**Work instructions:** What lines of the data include the string "move"? Copy them all.

═════ Provided records

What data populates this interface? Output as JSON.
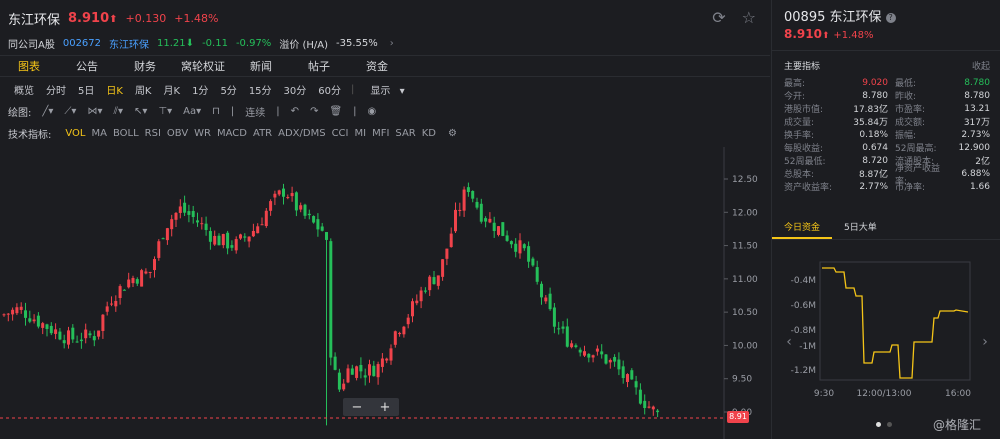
{
  "header": {
    "name": "东江环保",
    "price": "8.910",
    "arrow": "⬆",
    "change": "+0.130",
    "change_pct": "+1.48%"
  },
  "peer": {
    "label": "同公司A股",
    "code": "002672",
    "name": "东江环保",
    "price": "11.21",
    "arrow": "⬇",
    "change": "-0.11",
    "change_pct": "-0.97%",
    "premium_label": "溢价 (H/A)",
    "premium": "-35.55%"
  },
  "tabs": [
    "图表",
    "公告",
    "财务",
    "窝轮权证",
    "新闻",
    "帖子",
    "资金"
  ],
  "periods": [
    "概览",
    "分时",
    "5日",
    "日K",
    "周K",
    "月K",
    "1分",
    "5分",
    "15分",
    "30分",
    "60分",
    "显示"
  ],
  "draw": {
    "label": "绘图:",
    "link": "连续"
  },
  "indicators": {
    "label": "技术指标:",
    "items": [
      "VOL",
      "MA",
      "BOLL",
      "RSI",
      "OBV",
      "WR",
      "MACD",
      "ATR",
      "ADX/DMS",
      "CCI",
      "MI",
      "MFI",
      "SAR",
      "KD"
    ]
  },
  "chart_data": {
    "type": "candlestick",
    "y_ticks": [
      "12.50",
      "12.00",
      "11.50",
      "11.00",
      "10.50",
      "10.00",
      "9.50",
      "9.00"
    ],
    "y_range": [
      9.0,
      12.5
    ],
    "last_price": "8.91",
    "up_color": "#f0434b",
    "down_color": "#25bf5a"
  },
  "zoom": {
    "minus": "−",
    "plus": "+"
  },
  "right": {
    "code_title": "00895 东江环保",
    "price": "8.910",
    "arrow": "⬆",
    "change_pct": "+1.48%",
    "main_label": "主要指标",
    "collapse": "收起",
    "stats": [
      [
        "最高:",
        "9.020",
        "最低:",
        "8.780"
      ],
      [
        "今开:",
        "8.780",
        "昨收:",
        "8.780"
      ],
      [
        "港股市值:",
        "17.83亿",
        "市盈率:",
        "13.21"
      ],
      [
        "成交量:",
        "35.84万",
        "成交额:",
        "317万"
      ],
      [
        "换手率:",
        "0.18%",
        "振幅:",
        "2.73%"
      ],
      [
        "每股收益:",
        "0.674",
        "52周最高:",
        "12.900"
      ],
      [
        "52周最低:",
        "8.720",
        "流通股本:",
        "2亿"
      ],
      [
        "总股本:",
        "8.87亿",
        "净资产收益率:",
        "6.88%"
      ],
      [
        "资产收益率:",
        "2.77%",
        "市净率:",
        "1.66"
      ]
    ],
    "fund_tabs": [
      "今日资金",
      "5日大单"
    ],
    "fund_chart": {
      "y_ticks": [
        "-0.4M",
        "-0.6M",
        "-0.8M",
        "-1M",
        "-1.2M"
      ],
      "x_ticks": [
        "9:30",
        "12:00/13:00",
        "16:00"
      ]
    },
    "watermark": "@格隆汇"
  }
}
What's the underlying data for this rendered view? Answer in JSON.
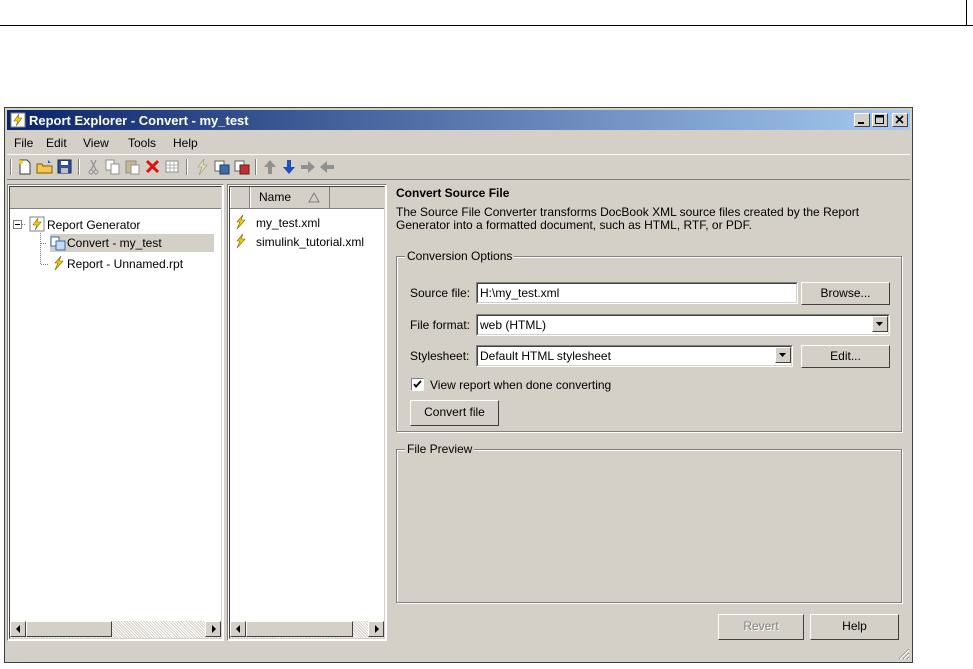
{
  "window": {
    "title": "Report Explorer - Convert - my_test"
  },
  "menu": [
    "File",
    "Edit",
    "View",
    "Tools",
    "Help"
  ],
  "toolbar": [
    "new-icon",
    "open-icon",
    "save-icon",
    "cut-icon",
    "copy-icon",
    "paste-icon",
    "delete-icon",
    "table-icon",
    "lightning-icon",
    "report-icon",
    "report-icon-2",
    "move-up-icon",
    "move-down-icon",
    "move-right-icon",
    "move-left-icon"
  ],
  "tree": {
    "root": "Report Generator",
    "children": [
      "Convert - my_test",
      "Report - Unnamed.rpt"
    ]
  },
  "file_list": {
    "column": "Name",
    "items": [
      "my_test.xml",
      "simulink_tutorial.xml"
    ]
  },
  "convert": {
    "heading": "Convert Source File",
    "description": "The Source File Converter transforms DocBook XML source files created by the Report Generator into a formatted document, such as HTML, RTF, or PDF.",
    "options_label": "Conversion Options",
    "source_label": "Source file:",
    "source_value": "H:\\my_test.xml",
    "browse_label": "Browse...",
    "format_label": "File format:",
    "format_value": "web (HTML)",
    "stylesheet_label": "Stylesheet:",
    "stylesheet_value": "Default HTML stylesheet",
    "edit_label": "Edit...",
    "view_report_label": "View report when done converting",
    "view_report_checked": true,
    "convert_label": "Convert file",
    "preview_label": "File Preview",
    "revert_label": "Revert",
    "help_label": "Help"
  },
  "colors": {
    "title_start": "#0a246a",
    "title_end": "#a6caf0",
    "face": "#d4d0c8",
    "selection": "#d4d0c8"
  }
}
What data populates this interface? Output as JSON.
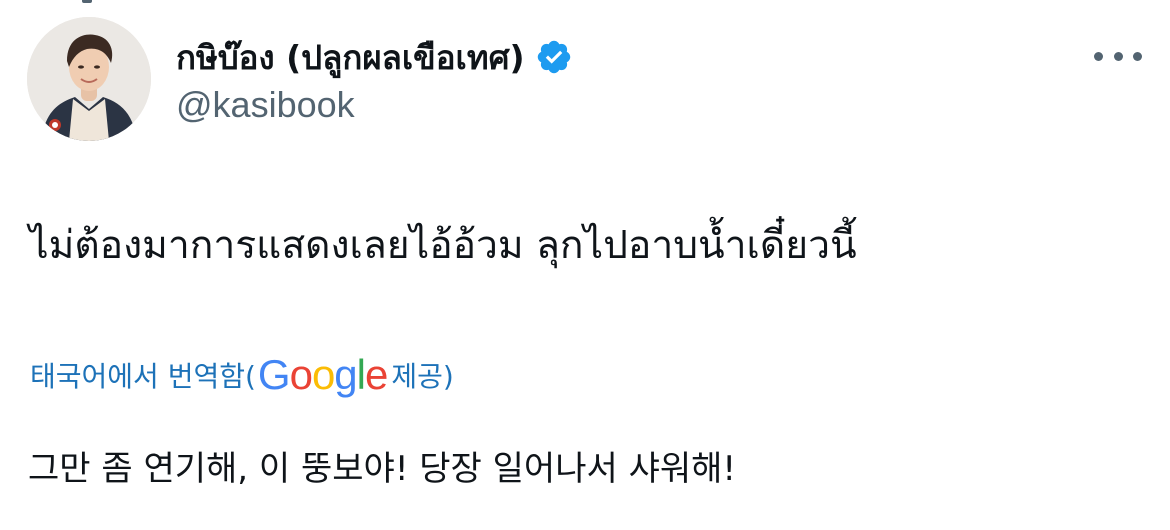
{
  "author": {
    "display_name": "กษิบ๊อง (ปลูกผลเขือเทศ)",
    "handle": "@kasibook",
    "verified": true,
    "avatar": "profile-photo"
  },
  "tweet": {
    "text": "ไม่ต้องมาการแสดงเลยไอ้อ้วม ลุกไปอาบน้ำเดี๋ยวนี้"
  },
  "translation": {
    "label_prefix": "태국어에서 번역함(",
    "provider_logo": [
      "G",
      "o",
      "o",
      "g",
      "l",
      "e"
    ],
    "provider_colors": [
      "#4285F4",
      "#EA4335",
      "#FBBC05",
      "#4285F4",
      "#34A853",
      "#EA4335"
    ],
    "label_suffix": " 제공)",
    "translated_text": "그만 좀 연기해, 이 뚱보야! 당장 일어나서 샤워해!"
  },
  "colors": {
    "link": "#1d72b8",
    "secondary_text": "#536471",
    "verified": "#1d9bf0"
  },
  "icons": {
    "more": "more-horizontal-icon",
    "verified": "verified-badge-icon"
  }
}
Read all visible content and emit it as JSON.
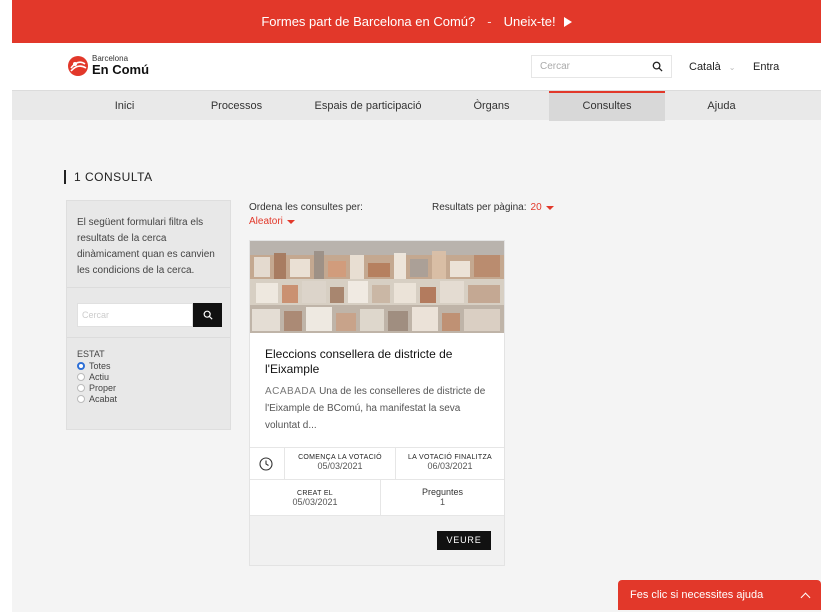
{
  "banner": {
    "text": "Formes part de Barcelona en Comú?",
    "separator": "-",
    "cta": "Uneix-te!"
  },
  "header": {
    "logo_line1": "Barcelona",
    "logo_line2": "En Comú",
    "search_placeholder": "Cercar",
    "language": "Català",
    "login": "Entra"
  },
  "nav": {
    "items": [
      "Inici",
      "Processos",
      "Espais de participació",
      "Òrgans",
      "Consultes",
      "Ajuda"
    ],
    "active": "Consultes"
  },
  "results": {
    "count_label": "1 CONSULTA"
  },
  "filters": {
    "description": "El següent formulari filtra els resultats de la cerca dinàmicament quan es canvien les condicions de la cerca.",
    "search_placeholder": "Cercar",
    "state_title": "ESTAT",
    "options": [
      "Totes",
      "Actiu",
      "Proper",
      "Acabat"
    ],
    "selected": "Totes"
  },
  "sort": {
    "label": "Ordena les consultes per:",
    "value": "Aleatori"
  },
  "per_page": {
    "label": "Resultats per pàgina:",
    "value": "20"
  },
  "card": {
    "title": "Eleccions consellera de districte de l'Eixample",
    "status": "ACABADA",
    "excerpt": "Una de les conselleres de districte de l'Eixample de BComú, ha manifestat la seva voluntat d...",
    "start_label": "COMENÇA LA VOTACIÓ",
    "start_value": "05/03/2021",
    "end_label": "LA VOTACIÓ FINALITZA",
    "end_value": "06/03/2021",
    "created_label": "CREAT EL",
    "created_value": "05/03/2021",
    "questions_label": "Preguntes",
    "questions_value": "1",
    "see_button": "VEURE"
  },
  "help": {
    "text": "Fes clic si necessites ajuda"
  },
  "colors": {
    "brand_red": "#e2382a",
    "radio_blue": "#2d6fd6"
  }
}
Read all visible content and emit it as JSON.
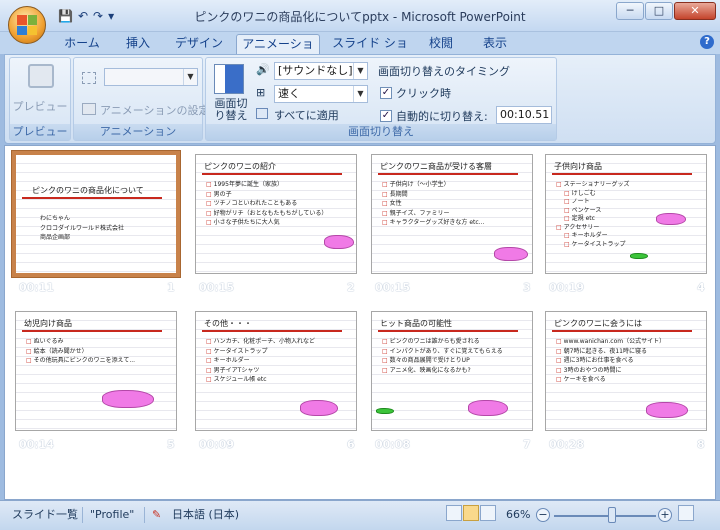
{
  "window": {
    "title": "ピンクのワニの商品化についてpptx - Microsoft PowerPoint",
    "controls": [
      "─",
      "□",
      "✕"
    ]
  },
  "qat": {
    "save": "💾",
    "undo": "↶",
    "redo": "↷",
    "more": "▾"
  },
  "tabs": [
    "ホーム",
    "挿入",
    "デザイン",
    "アニメーション",
    "スライド ショー",
    "校閲",
    "表示"
  ],
  "active_tab": "アニメーション",
  "ribbon": {
    "preview_group": {
      "label": "プレビュー",
      "button": "プレビュー"
    },
    "animation_group": {
      "label": "アニメーション",
      "setting": "アニメーションの設定",
      "combo": ""
    },
    "transition_group": {
      "label": "画面切り替え",
      "button": "画面切り替え",
      "sound": "[サウンドなし]",
      "speed": "速く",
      "apply_all": "すべてに適用"
    },
    "timing": {
      "label": "画面切り替えのタイミング",
      "click": "クリック時",
      "auto": "自動的に切り替え:",
      "auto_time": "00:10.51"
    }
  },
  "slides": [
    {
      "title": "ピンクのワニの商品化について",
      "bullets": [
        "わにちゃん",
        "クロコダイルワールド株式会社",
        "商品企画部"
      ],
      "time": "00:11",
      "num": "1"
    },
    {
      "title": "ピンクのワニの紹介",
      "bullets": [
        "1995年夢に誕生（家族）",
        "男の子",
        "ツチノコといわれたこともある",
        "好物がリチ（おとなもたもちがしている）",
        "小さな子供たちに大人気"
      ],
      "time": "00:15",
      "num": "2"
    },
    {
      "title": "ピンクのワニ商品が受ける客層",
      "bullets": [
        "子供向け（～小学生）",
        "長期間",
        "女性",
        "親子イズ、ファミリー",
        "キャラクターグッズ好きな方 etc..."
      ],
      "time": "00:15",
      "num": "3"
    },
    {
      "title": "子供向け商品",
      "bullets": [
        "ステーショナリーグッズ",
        "けしごむ",
        "ノート",
        "ペンケース",
        "定規 etc",
        "アクセサリー",
        "キーホルダー",
        "ケータイストラップ"
      ],
      "time": "00:19",
      "num": "4"
    },
    {
      "title": "幼児向け商品",
      "bullets": [
        "ぬいぐるみ",
        "絵本（読み聞かせ）",
        "その他玩具にピンクのワニを添えて..."
      ],
      "time": "00:14",
      "num": "5"
    },
    {
      "title": "その他・・・",
      "bullets": [
        "ハンカチ、化粧ポーチ、小物入れなど",
        "ケータイストラップ",
        "キーホルダー",
        "男子イアTシャツ",
        "スケジュール帳 etc"
      ],
      "time": "00:09",
      "num": "6"
    },
    {
      "title": "ヒット商品の可能性",
      "bullets": [
        "ピンクのワニは誰からも愛される",
        "インパクトがあり、すぐに覚えてもらえる",
        "数々の商品展開で受けとりUP",
        "アニメ化、映画化になるかも?"
      ],
      "time": "00:08",
      "num": "7"
    },
    {
      "title": "ピンクのワニに会うには",
      "bullets": [
        "www.wanichan.com（公式サイト）",
        "朝7時に起きる、夜11時に寝る",
        "週に3時にお仕事を食べる",
        "3時のおやつの時間に",
        "ケーキを食べる"
      ],
      "time": "00:28",
      "num": "8"
    }
  ],
  "status": {
    "view": "スライド一覧",
    "theme": "\"Profile\"",
    "lang": "日本語 (日本)",
    "zoom": "66%",
    "minus": "−",
    "plus": "+"
  }
}
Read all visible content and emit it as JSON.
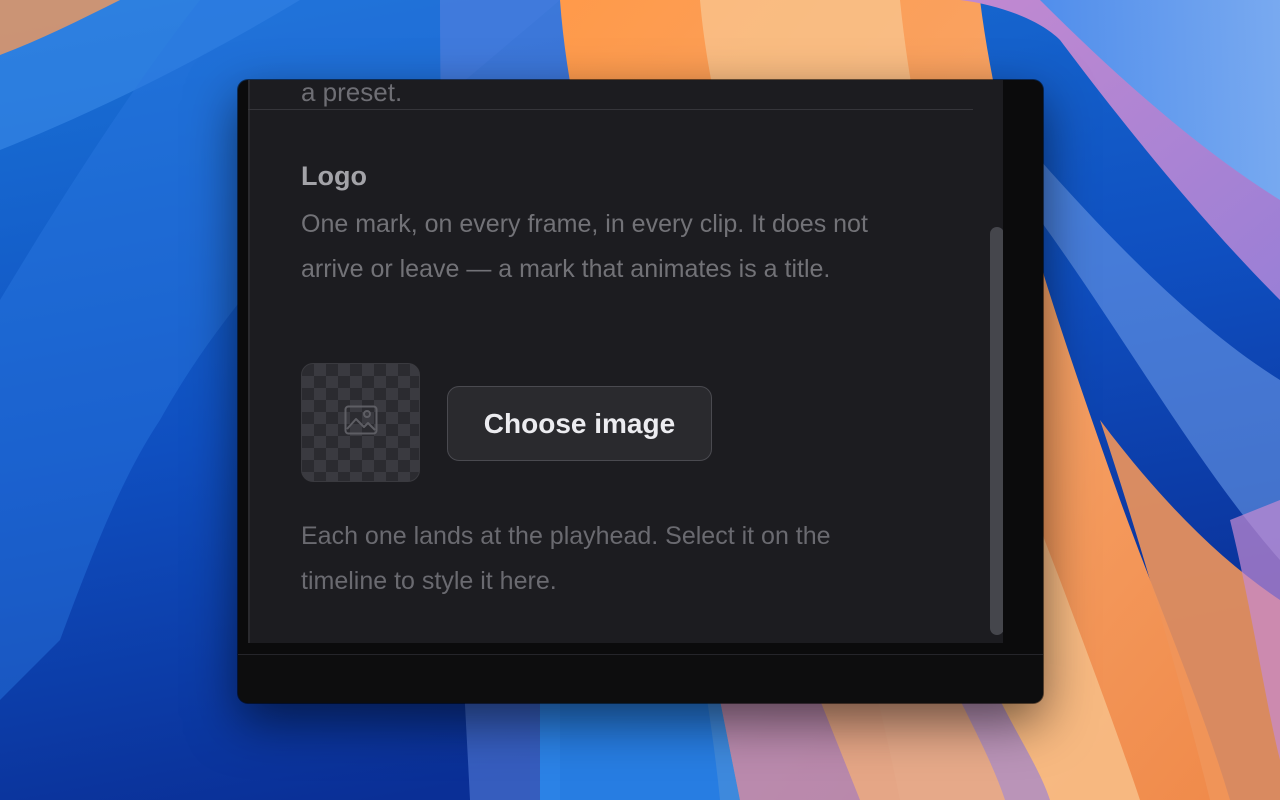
{
  "panel": {
    "previous_section_tail": "a preset.",
    "logo_section": {
      "title": "Logo",
      "description": "One mark, on every frame, in every clip. It does not arrive or leave — a mark that animates is a title.",
      "thumbnail_icon": "image-placeholder-icon",
      "choose_button_label": "Choose image"
    },
    "hint": "Each one lands at the playhead. Select it on the timeline to style it here."
  },
  "colors": {
    "panel_bg": "#1c1c20",
    "window_bg": "#0b0b0c",
    "button_bg": "#2a2a2e",
    "scroll_thumb": "#45464c"
  }
}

══════════

**Solution below:**
    "move-up-icon",
    "move-down-icon",
    "move-right-icon",
    "move-left-icon"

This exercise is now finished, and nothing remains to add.